Set exercise:
Copy out the lines of the rows from the line with "internal-network-radio[interactable]: Internal network" up to and including the line with "minimize-icon — [895, 23, 907, 25]", keeping each one unchanged.

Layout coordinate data
☆ ☆ ☆

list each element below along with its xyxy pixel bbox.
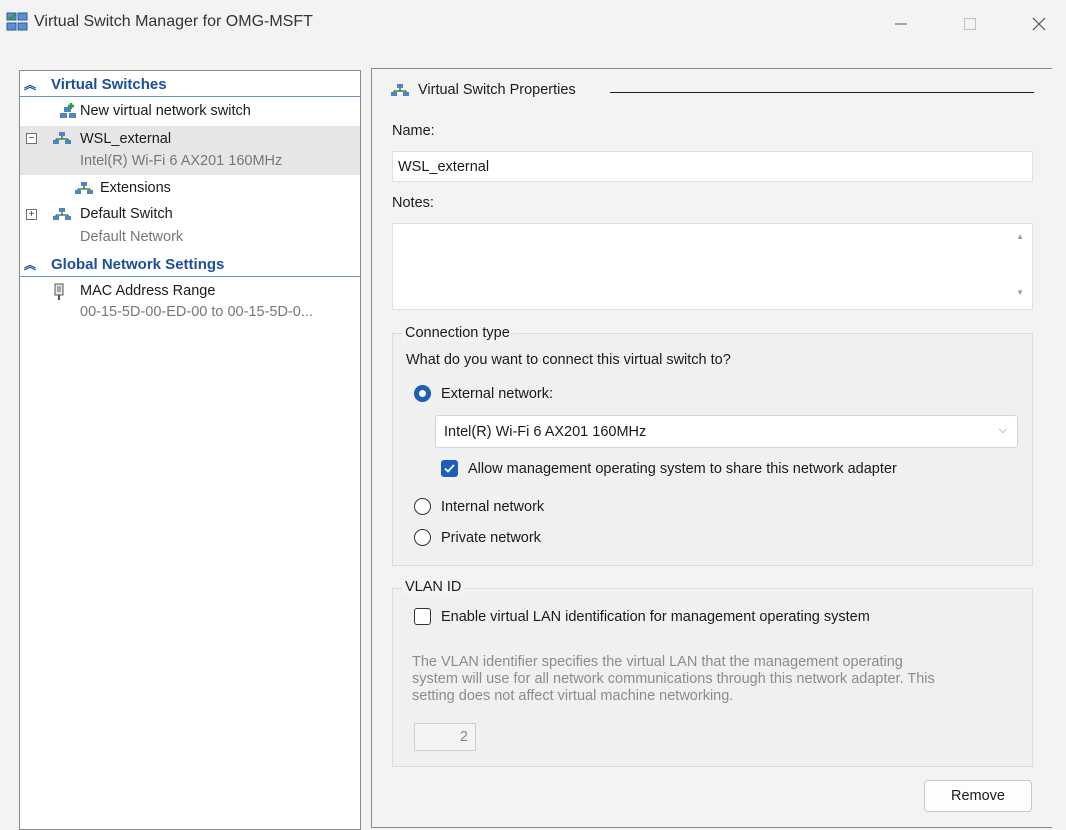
internal-network-radio[interactable]: Internal network — [414, 498, 544, 515]
close-button[interactable] — [1016, 4, 1062, 44]
switch-properties-panel: Virtual Switch Properties Name: WSL_exte… — [371, 68, 1052, 828]
network-adapter-select[interactable]: Intel(R) Wi-Fi 6 AX201 160MHz ⌵ — [435, 415, 1018, 448]
notes-textarea[interactable]: ▲ ▼ — [392, 223, 1033, 310]
maximize-icon — [964, 18, 976, 30]
tree-item-new-switch[interactable]: New virtual network switch — [20, 98, 360, 125]
title-bar: Virtual Switch Manager for OMG-MSFT — [0, 0, 1066, 48]
vlan-id-spinner: 2 — [414, 723, 476, 751]
notes-label: Notes: — [392, 195, 434, 211]
minimize-button[interactable] — [878, 4, 924, 44]
window-title: Virtual Switch Manager for OMG-MSFT — [34, 13, 313, 30]
collapse-chevron-icon: ︽ — [24, 258, 37, 272]
vlan-description: The VLAN identifier specifies the virtua… — [412, 654, 935, 704]
network-switch-icon — [391, 84, 409, 96]
network-switch-icon — [53, 208, 71, 220]
new-switch-icon — [60, 103, 76, 118]
enable-vlan-checkbox[interactable]: Enable virtual LAN identification for ma… — [414, 608, 870, 625]
name-label: Name: — [392, 123, 435, 139]
connection-type-title: Connection type — [402, 325, 513, 341]
network-adapter-icon — [54, 283, 64, 300]
expand-icon[interactable]: + — [26, 209, 37, 220]
global-network-settings-header[interactable]: ︽ Global Network Settings — [20, 254, 360, 277]
minimize-icon — [895, 23, 907, 25]
collapse-chevron-icon: ︽ — [24, 78, 37, 92]
collapse-icon[interactable]: − — [26, 133, 37, 144]
scroll-down-icon[interactable]: ▼ — [1016, 288, 1024, 297]
network-switch-icon — [53, 132, 71, 144]
header-divider — [610, 92, 1034, 93]
allow-management-os-checkbox[interactable]: Allow management operating system to sha… — [441, 460, 897, 477]
properties-header: Virtual Switch Properties — [390, 82, 576, 98]
tree-item-extensions[interactable]: Extensions — [20, 176, 360, 200]
connection-question: What do you want to connect this virtual… — [406, 352, 731, 368]
vlan-id-title: VLAN ID — [402, 579, 465, 595]
virtual-switch-manager-icon — [6, 12, 28, 31]
tree-item-wsl-external[interactable]: − WSL_external Intel(R) Wi-Fi 6 AX201 16… — [20, 126, 360, 175]
tree-item-default-switch[interactable]: + Default Switch Default Network — [20, 202, 360, 250]
name-input[interactable]: WSL_external — [392, 151, 1033, 182]
tree-item-mac-address-range[interactable]: MAC Address Range 00-15-5D-00-ED-00 to 0… — [20, 279, 360, 327]
private-network-radio[interactable]: Private network — [414, 529, 541, 546]
switch-tree: ︽ Virtual Switches New virtual network s… — [19, 70, 361, 830]
close-icon — [1032, 17, 1046, 31]
maximize-button[interactable] — [947, 4, 993, 44]
external-network-radio[interactable]: External network: — [414, 385, 553, 402]
checkmark-icon — [444, 464, 455, 473]
remove-button[interactable]: Remove — [924, 780, 1032, 812]
network-switch-icon — [75, 182, 93, 194]
chevron-down-icon: ⌵ — [998, 424, 1007, 436]
scroll-up-icon[interactable]: ▲ — [1016, 232, 1024, 241]
virtual-switches-header[interactable]: ︽ Virtual Switches — [20, 74, 360, 97]
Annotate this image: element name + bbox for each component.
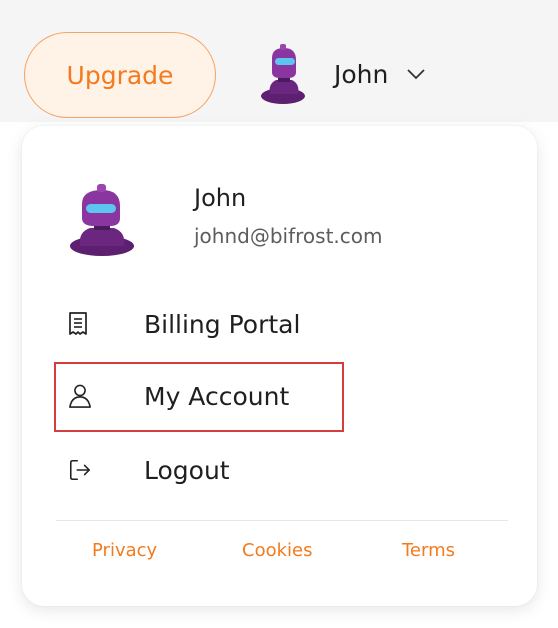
selection-highlight xyxy=(54,362,344,432)
user-dropdown-menu: John johnd@bifrost.com Billing Portal My… xyxy=(22,126,537,606)
profile-email: johnd@bifrost.com xyxy=(194,224,383,248)
terms-link[interactable]: Terms xyxy=(402,540,455,561)
upgrade-button[interactable]: Upgrade xyxy=(24,32,216,118)
chevron-down-icon xyxy=(407,69,425,80)
cookies-link[interactable]: Cookies xyxy=(242,540,312,561)
menu-item-label: Billing Portal xyxy=(144,309,301,339)
receipt-icon xyxy=(68,309,92,339)
logout-icon xyxy=(68,455,92,485)
privacy-link[interactable]: Privacy xyxy=(92,540,157,561)
robot-avatar-icon xyxy=(261,44,305,104)
profile-name: John xyxy=(194,184,247,212)
user-name: John xyxy=(334,59,389,89)
menu-item-billing-portal[interactable]: Billing Portal xyxy=(68,296,488,352)
profile-section: John johnd@bifrost.com xyxy=(66,182,486,262)
robot-avatar-icon xyxy=(70,184,134,256)
menu-item-logout[interactable]: Logout xyxy=(68,442,488,498)
divider xyxy=(56,520,508,521)
menu-item-label: Logout xyxy=(144,455,230,485)
user-menu-trigger[interactable]: John xyxy=(258,44,426,104)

☆ ☆ ☆

Response:
internal-network-radio[interactable]: Internal network — [414, 498, 544, 515]
close-button[interactable] — [1016, 4, 1062, 44]
switch-properties-panel: Virtual Switch Properties Name: WSL_exte… — [371, 68, 1052, 828]
network-adapter-select[interactable]: Intel(R) Wi-Fi 6 AX201 160MHz ⌵ — [435, 415, 1018, 448]
notes-textarea[interactable]: ▲ ▼ — [392, 223, 1033, 310]
maximize-icon — [964, 18, 976, 30]
tree-item-new-switch[interactable]: New virtual network switch — [20, 98, 360, 125]
title-bar: Virtual Switch Manager for OMG-MSFT — [0, 0, 1066, 48]
vlan-id-spinner: 2 — [414, 723, 476, 751]
notes-label: Notes: — [392, 195, 434, 211]
minimize-button[interactable] — [878, 4, 924, 44]
window-title: Virtual Switch Manager for OMG-MSFT — [34, 13, 313, 30]
collapse-chevron-icon: ︽ — [24, 258, 37, 272]
vlan-description: The VLAN identifier specifies the virtua… — [412, 654, 935, 704]
network-switch-icon — [391, 84, 409, 96]
network-switch-icon — [53, 208, 71, 220]
new-switch-icon — [60, 103, 76, 118]
enable-vlan-checkbox[interactable]: Enable virtual LAN identification for ma… — [414, 608, 870, 625]
name-label: Name: — [392, 123, 435, 139]
connection-type-title: Connection type — [402, 325, 513, 341]
network-adapter-icon — [54, 283, 64, 300]
expand-icon[interactable]: + — [26, 209, 37, 220]
global-network-settings-header[interactable]: ︽ Global Network Settings — [20, 254, 360, 277]
minimize-icon — [895, 23, 907, 25]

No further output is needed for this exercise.